Records excerpted from a collection:
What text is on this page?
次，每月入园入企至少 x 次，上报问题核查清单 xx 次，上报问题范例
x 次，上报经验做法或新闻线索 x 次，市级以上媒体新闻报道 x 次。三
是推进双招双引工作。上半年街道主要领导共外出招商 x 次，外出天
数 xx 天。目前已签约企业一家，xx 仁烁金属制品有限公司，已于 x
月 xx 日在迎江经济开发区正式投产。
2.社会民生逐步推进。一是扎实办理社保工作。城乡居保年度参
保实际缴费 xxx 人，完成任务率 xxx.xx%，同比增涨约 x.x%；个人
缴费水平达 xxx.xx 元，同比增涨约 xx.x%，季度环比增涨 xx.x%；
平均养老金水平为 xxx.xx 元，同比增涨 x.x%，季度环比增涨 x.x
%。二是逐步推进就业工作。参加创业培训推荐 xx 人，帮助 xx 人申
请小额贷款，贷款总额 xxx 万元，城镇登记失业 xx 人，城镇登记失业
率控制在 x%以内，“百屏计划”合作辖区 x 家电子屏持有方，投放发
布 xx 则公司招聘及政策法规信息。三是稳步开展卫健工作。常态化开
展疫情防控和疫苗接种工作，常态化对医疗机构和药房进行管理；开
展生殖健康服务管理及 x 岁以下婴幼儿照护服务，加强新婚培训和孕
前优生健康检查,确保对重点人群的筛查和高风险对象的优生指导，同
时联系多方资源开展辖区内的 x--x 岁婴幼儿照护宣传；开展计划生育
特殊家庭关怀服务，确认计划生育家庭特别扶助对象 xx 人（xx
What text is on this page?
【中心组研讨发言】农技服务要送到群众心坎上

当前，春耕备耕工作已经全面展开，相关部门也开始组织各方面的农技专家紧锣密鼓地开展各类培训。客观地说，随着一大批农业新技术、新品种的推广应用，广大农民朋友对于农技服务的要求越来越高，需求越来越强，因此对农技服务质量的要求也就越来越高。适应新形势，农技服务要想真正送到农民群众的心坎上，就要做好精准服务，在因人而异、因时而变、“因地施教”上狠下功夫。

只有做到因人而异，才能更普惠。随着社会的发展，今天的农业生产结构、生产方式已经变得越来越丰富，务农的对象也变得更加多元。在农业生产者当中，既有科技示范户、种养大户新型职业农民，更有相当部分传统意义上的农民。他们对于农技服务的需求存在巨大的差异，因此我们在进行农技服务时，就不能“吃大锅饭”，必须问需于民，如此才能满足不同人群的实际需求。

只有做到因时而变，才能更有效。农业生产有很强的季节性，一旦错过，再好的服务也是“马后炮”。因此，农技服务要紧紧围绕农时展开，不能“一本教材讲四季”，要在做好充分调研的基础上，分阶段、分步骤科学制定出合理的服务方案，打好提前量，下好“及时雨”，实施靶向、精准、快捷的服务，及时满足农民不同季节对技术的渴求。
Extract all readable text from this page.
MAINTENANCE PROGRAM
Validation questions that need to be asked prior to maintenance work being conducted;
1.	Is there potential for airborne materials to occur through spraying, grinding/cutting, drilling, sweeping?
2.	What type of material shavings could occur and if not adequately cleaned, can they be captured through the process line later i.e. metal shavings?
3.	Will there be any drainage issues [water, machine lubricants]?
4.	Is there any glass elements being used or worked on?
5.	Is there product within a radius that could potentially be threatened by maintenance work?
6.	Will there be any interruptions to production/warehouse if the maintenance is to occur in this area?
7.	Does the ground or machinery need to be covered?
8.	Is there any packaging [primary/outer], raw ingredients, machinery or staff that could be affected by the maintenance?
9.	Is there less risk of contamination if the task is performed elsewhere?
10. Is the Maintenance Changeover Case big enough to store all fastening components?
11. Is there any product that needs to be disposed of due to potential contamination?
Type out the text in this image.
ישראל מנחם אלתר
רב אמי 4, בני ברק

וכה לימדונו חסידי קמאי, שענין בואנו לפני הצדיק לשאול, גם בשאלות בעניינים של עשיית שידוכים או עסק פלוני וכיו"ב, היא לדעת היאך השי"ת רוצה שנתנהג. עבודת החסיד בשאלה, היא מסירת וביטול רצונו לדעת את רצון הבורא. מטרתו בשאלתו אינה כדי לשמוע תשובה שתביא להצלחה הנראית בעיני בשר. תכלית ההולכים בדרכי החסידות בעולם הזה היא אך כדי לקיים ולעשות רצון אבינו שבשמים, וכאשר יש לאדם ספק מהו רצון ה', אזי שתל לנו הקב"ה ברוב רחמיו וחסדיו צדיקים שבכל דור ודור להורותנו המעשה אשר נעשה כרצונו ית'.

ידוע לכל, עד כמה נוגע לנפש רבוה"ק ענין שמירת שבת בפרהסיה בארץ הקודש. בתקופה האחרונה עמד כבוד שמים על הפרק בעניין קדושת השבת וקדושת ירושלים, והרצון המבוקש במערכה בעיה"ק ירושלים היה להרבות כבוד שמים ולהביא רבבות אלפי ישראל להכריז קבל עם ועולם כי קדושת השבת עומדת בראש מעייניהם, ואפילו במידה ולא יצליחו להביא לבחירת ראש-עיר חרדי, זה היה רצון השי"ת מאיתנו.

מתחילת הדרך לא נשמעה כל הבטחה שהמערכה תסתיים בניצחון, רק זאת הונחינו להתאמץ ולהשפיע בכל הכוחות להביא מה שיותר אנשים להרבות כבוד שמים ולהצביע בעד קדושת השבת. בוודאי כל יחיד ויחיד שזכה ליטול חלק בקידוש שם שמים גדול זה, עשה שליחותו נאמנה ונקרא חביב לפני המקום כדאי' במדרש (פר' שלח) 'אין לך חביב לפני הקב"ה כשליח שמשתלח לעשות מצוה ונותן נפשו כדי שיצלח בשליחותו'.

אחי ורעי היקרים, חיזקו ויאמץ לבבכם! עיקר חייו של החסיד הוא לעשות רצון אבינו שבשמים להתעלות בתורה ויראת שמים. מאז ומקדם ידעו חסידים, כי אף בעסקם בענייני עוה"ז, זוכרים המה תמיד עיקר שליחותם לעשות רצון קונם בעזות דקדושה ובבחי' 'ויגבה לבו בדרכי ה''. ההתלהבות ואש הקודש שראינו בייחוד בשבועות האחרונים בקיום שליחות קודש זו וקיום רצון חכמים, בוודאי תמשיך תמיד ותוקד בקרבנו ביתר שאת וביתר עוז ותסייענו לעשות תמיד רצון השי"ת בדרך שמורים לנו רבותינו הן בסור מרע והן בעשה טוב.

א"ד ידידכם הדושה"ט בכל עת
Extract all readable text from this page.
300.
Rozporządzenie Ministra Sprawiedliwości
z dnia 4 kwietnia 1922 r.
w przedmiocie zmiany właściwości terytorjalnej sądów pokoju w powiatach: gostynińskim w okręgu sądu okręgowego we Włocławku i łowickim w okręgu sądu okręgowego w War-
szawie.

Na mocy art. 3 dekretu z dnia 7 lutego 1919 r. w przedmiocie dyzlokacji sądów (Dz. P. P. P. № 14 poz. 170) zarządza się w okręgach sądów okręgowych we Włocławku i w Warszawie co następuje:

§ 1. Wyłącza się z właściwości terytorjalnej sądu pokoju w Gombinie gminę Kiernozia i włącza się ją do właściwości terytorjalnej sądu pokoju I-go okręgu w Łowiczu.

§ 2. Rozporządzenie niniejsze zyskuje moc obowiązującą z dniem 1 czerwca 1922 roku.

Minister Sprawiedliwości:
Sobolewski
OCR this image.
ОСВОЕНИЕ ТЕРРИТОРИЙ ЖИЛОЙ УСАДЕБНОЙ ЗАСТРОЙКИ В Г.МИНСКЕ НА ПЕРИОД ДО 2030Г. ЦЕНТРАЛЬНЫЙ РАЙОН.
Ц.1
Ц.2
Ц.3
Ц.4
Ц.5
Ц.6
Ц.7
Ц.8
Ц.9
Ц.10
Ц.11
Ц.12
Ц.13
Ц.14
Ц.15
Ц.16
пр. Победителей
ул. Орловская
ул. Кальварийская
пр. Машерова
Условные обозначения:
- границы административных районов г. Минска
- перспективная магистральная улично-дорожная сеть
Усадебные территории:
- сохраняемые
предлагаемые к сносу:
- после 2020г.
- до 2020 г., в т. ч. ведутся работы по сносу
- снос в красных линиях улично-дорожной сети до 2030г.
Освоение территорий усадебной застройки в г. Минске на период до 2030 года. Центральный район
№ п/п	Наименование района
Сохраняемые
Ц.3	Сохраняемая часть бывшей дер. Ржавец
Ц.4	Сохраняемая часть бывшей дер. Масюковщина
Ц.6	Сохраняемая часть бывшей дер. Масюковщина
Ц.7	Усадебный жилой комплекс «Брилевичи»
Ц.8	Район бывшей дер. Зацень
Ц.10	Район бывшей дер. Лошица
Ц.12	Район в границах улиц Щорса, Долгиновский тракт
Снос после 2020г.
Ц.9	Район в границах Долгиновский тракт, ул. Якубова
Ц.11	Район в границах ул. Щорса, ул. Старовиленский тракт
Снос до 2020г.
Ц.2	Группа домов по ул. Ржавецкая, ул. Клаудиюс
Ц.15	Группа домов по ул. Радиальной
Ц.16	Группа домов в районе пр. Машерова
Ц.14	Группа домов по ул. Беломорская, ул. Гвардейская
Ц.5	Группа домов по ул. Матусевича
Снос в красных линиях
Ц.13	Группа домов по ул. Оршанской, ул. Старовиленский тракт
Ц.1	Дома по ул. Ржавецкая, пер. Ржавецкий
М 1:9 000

- Aim of the exercise:
Extract the lines above from the one containing "OCR this image." to the last line, both included, exactly as written.

- Result below:
OCR this image.
ОСВОЕНИЕ ТЕРРИТОРИЙ ЖИЛОЙ УСАДЕБНОЙ ЗАСТРОЙКИ В Г.МИНСКЕ НА ПЕРИОД ДО 2030Г. ЦЕНТРАЛЬНЫЙ РАЙОН.
Ц.1
Ц.2
Ц.3
Ц.4
Ц.5
Ц.6
Ц.7
Ц.8
Ц.9
Ц.10
Ц.11
Ц.12
Ц.13
Ц.14
Ц.15
Ц.16
пр. Победителей
ул. Орловская
ул. Кальварийская
пр. Машерова
Условные обозначения:
- границы административных районов г. Минска
- перспективная магистральная улично-дорожная сеть
Усадебные территории:
- сохраняемые
предлагаемые к сносу:
- после 2020г.
- до 2020 г., в т. ч. ведутся работы по сносу
- снос в красных линиях улично-дорожной сети до 2030г.
Освоение территорий усадебной застройки в г. Минске на период до 2030 года. Центральный район
№ п/п	Наименование района
Сохраняемые
Ц.3	Сохраняемая часть бывшей дер. Ржавец
Ц.4	Сохраняемая часть бывшей дер. Масюковщина
Ц.6	Сохраняемая часть бывшей дер. Масюковщина
Ц.7	Усадебный жилой комплекс «Брилевичи»
Ц.8	Район бывшей дер. Зацень
Ц.10	Район бывшей дер. Лошица
Ц.12	Район в границах улиц Щорса, Долгиновский тракт
Снос после 2020г.
Ц.9	Район в границах Долгиновский тракт, ул. Якубова
Ц.11	Район в границах ул. Щорса, ул. Старовиленский тракт
Снос до 2020г.
Ц.2	Группа домов по ул. Ржавецкая, ул. Клаудиюс
Ц.15	Группа домов по ул. Радиальной
Ц.16	Группа домов в районе пр. Машерова
Ц.14	Группа домов по ул. Беломорская, ул. Гвардейская
Ц.5	Группа домов по ул. Матусевича
Снос в красных линиях
Ц.13	Группа домов по ул. Оршанской, ул. Старовиленский тракт
Ц.1	Дома по ул. Ржавецкая, пер. Ржавецкий
М 1:9 000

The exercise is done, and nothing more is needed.